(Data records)
========================================
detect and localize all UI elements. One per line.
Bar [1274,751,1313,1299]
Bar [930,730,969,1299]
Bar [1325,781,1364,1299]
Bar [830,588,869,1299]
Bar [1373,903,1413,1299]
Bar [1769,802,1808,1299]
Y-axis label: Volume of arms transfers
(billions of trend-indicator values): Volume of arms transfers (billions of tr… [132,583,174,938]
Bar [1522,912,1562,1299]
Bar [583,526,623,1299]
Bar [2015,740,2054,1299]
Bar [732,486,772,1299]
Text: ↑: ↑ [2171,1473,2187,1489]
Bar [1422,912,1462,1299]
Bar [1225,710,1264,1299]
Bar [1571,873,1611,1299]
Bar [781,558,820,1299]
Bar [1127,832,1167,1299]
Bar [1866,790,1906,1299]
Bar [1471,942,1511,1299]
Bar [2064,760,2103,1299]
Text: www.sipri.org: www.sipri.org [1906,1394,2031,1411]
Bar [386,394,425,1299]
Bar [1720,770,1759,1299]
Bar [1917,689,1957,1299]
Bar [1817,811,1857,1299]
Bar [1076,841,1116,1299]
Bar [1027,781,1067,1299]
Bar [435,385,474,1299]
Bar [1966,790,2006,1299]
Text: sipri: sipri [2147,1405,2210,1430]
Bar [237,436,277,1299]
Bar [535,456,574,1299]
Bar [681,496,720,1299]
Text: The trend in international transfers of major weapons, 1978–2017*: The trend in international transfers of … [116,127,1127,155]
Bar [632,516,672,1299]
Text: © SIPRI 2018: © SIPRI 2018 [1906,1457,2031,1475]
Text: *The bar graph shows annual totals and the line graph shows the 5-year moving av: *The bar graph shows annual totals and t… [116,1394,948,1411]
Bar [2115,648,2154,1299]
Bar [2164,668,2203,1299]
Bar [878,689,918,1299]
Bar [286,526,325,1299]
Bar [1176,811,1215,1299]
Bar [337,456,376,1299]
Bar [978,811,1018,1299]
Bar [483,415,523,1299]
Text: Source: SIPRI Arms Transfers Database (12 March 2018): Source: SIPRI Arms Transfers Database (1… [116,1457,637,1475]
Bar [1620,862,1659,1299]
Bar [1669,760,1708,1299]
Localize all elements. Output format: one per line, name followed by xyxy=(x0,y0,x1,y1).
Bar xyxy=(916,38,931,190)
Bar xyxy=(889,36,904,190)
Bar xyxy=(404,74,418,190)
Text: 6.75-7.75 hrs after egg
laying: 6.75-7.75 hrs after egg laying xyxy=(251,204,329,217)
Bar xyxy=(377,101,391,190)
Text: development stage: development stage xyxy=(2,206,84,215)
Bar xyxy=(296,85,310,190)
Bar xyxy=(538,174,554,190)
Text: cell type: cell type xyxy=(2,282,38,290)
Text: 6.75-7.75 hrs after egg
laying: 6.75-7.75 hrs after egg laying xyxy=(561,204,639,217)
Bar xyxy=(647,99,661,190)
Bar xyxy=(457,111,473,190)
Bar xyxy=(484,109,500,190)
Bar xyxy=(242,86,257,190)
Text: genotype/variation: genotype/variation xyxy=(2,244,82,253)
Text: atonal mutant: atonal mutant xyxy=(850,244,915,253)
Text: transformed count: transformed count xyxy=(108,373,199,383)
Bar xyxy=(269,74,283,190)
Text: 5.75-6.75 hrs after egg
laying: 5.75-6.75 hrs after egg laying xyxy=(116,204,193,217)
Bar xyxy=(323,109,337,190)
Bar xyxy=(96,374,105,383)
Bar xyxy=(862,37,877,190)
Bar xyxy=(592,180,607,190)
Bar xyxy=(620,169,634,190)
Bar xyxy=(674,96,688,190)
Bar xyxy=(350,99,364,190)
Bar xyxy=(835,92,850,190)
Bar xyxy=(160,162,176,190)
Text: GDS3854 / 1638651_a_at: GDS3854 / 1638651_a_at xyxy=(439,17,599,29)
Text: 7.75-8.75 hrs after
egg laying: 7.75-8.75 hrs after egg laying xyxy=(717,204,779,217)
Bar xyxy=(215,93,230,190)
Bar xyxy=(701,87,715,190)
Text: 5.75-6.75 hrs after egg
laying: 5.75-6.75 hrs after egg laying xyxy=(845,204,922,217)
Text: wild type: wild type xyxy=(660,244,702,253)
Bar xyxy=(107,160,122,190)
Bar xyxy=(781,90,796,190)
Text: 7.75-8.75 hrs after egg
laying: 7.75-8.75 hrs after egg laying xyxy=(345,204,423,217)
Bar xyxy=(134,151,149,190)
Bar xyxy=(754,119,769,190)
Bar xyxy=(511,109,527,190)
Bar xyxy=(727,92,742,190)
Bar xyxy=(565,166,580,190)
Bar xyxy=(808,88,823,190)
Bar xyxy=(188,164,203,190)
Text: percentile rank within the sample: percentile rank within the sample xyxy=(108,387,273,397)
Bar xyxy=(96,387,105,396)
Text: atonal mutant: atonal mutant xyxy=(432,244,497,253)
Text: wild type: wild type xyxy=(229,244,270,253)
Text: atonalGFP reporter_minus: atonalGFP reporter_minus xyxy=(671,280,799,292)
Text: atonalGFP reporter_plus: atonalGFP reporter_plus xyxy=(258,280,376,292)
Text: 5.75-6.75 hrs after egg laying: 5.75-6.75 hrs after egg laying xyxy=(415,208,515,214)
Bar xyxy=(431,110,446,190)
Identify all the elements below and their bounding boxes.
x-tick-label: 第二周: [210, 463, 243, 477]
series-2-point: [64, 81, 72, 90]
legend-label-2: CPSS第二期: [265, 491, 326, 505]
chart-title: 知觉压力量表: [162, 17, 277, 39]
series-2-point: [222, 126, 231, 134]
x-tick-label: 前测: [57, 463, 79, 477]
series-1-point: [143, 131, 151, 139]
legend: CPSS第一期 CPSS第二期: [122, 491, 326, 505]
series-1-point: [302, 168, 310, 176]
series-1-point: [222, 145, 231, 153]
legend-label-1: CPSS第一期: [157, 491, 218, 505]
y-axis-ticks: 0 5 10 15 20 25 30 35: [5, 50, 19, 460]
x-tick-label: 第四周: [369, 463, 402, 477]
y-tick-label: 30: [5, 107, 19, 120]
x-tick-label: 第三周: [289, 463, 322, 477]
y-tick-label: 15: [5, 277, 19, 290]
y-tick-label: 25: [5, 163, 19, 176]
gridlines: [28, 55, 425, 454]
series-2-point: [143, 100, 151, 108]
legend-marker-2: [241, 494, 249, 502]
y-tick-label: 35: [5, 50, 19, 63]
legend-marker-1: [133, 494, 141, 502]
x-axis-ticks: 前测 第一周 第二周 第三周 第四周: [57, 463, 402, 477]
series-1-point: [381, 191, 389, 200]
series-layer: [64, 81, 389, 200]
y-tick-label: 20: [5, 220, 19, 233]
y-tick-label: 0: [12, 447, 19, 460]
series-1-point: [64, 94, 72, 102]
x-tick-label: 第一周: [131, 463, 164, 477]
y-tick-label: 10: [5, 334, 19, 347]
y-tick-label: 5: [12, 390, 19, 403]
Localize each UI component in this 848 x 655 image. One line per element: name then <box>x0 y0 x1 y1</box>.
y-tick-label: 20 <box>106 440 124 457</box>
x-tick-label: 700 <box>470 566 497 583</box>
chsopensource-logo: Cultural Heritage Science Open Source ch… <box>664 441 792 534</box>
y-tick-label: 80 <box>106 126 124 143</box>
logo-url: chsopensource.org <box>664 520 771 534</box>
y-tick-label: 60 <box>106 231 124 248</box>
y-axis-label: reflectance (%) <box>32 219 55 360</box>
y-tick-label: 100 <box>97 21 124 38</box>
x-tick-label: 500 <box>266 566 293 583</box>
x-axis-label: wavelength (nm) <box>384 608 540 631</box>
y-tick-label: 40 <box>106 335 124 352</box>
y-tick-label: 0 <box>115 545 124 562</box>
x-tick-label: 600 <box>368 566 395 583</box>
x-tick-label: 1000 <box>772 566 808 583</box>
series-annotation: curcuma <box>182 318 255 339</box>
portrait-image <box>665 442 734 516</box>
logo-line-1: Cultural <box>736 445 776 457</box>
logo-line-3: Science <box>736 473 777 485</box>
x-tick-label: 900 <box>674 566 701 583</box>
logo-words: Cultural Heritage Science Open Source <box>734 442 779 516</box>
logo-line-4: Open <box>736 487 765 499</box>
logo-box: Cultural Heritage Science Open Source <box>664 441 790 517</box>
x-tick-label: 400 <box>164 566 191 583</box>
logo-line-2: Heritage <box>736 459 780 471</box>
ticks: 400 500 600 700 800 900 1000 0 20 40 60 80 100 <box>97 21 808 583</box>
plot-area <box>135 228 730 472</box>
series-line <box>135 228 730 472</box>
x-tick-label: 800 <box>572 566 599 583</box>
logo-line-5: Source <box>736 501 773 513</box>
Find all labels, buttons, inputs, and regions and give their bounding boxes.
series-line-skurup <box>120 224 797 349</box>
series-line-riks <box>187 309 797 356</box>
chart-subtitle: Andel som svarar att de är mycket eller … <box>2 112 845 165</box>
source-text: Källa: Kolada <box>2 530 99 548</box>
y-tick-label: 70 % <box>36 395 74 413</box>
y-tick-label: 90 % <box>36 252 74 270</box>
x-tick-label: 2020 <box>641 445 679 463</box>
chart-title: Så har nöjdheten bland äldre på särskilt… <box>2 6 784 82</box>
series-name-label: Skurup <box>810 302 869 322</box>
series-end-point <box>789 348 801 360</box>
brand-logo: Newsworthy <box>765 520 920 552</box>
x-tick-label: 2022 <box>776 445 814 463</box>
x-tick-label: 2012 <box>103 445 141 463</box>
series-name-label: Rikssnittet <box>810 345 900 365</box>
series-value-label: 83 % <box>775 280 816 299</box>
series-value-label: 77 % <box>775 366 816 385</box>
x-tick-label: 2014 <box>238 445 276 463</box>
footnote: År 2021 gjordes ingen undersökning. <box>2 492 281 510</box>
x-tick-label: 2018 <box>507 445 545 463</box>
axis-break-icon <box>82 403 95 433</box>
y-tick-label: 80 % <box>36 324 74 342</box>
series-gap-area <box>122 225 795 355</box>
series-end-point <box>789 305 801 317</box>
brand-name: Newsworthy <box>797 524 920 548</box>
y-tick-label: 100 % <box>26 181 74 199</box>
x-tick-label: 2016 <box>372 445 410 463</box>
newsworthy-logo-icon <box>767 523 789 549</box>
========================================
→ TASK REQUIREMENTS
Pull out every line of the items above that contains the string "marker". Case matters.

→ RESPONSE BELOW
legend-marker-2: [241, 494, 249, 502]
legend-marker-1: [133, 494, 141, 502]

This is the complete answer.